## PROBLEM DETAILS
Reproduce the complete listing without any deviation.

□ □ □ □

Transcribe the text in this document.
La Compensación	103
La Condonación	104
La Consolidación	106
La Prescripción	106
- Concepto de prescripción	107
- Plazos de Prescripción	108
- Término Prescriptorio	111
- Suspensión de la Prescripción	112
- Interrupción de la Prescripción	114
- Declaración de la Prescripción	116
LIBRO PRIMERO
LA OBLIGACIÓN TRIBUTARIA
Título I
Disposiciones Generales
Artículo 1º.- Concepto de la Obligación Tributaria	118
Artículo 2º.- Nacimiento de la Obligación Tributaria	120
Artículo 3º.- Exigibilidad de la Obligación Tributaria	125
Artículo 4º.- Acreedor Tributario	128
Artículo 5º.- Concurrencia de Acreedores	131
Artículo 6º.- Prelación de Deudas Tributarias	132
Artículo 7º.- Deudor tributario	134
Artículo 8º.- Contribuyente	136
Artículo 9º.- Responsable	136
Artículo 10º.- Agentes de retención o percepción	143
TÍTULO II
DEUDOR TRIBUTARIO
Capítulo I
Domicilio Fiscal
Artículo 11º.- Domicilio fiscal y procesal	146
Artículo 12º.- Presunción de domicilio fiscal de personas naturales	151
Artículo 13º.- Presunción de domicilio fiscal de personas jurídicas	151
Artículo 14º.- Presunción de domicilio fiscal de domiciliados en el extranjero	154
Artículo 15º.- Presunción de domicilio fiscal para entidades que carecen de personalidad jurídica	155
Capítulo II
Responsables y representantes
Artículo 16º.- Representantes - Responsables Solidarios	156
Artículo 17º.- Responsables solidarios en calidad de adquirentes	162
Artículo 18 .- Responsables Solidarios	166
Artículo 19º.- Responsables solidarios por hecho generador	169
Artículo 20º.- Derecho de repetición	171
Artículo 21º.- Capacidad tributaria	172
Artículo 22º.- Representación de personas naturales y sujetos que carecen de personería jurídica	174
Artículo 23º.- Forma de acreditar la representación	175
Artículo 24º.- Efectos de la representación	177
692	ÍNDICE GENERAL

□ □ □ □

## ANSWER BELOW
Transcribe the text in this document.
La Compensación	103
La Condonación	104
La Consolidación	106
La Prescripción	106
- Concepto de prescripción	107
- Plazos de Prescripción	108
- Término Prescriptorio	111
- Suspensión de la Prescripción	112
- Interrupción de la Prescripción	114
- Declaración de la Prescripción	116
LIBRO PRIMERO
LA OBLIGACIÓN TRIBUTARIA
Título I
Disposiciones Generales
Artículo 1º.- Concepto de la Obligación Tributaria	118
Artículo 2º.- Nacimiento de la Obligación Tributaria	120
Artículo 3º.- Exigibilidad de la Obligación Tributaria	125
Artículo 4º.- Acreedor Tributario	128
Artículo 5º.- Concurrencia de Acreedores	131
Artículo 6º.- Prelación de Deudas Tributarias	132
Artículo 7º.- Deudor tributario	134
Artículo 8º.- Contribuyente	136
Artículo 9º.- Responsable	136
Artículo 10º.- Agentes de retención o percepción	143
TÍTULO II
DEUDOR TRIBUTARIO
Capítulo I
Domicilio Fiscal
Artículo 11º.- Domicilio fiscal y procesal	146
Artículo 12º.- Presunción de domicilio fiscal de personas naturales	151
Artículo 13º.- Presunción de domicilio fiscal de personas jurídicas	151
Artículo 14º.- Presunción de domicilio fiscal de domiciliados en el extranjero	154
Artículo 15º.- Presunción de domicilio fiscal para entidades que carecen de personalidad jurídica	155
Capítulo II
Responsables y representantes
Artículo 16º.- Representantes - Responsables Solidarios	156
Artículo 17º.- Responsables solidarios en calidad de adquirentes	162
Artículo 18 .- Responsables Solidarios	166
Artículo 19º.- Responsables solidarios por hecho generador	169
Artículo 20º.- Derecho de repetición	171
Artículo 21º.- Capacidad tributaria	172
Artículo 22º.- Representación de personas naturales y sujetos que carecen de personería jurídica	174
Artículo 23º.- Forma de acreditar la representación	175
Artículo 24º.- Efectos de la representación	177
692	ÍNDICE GENERAL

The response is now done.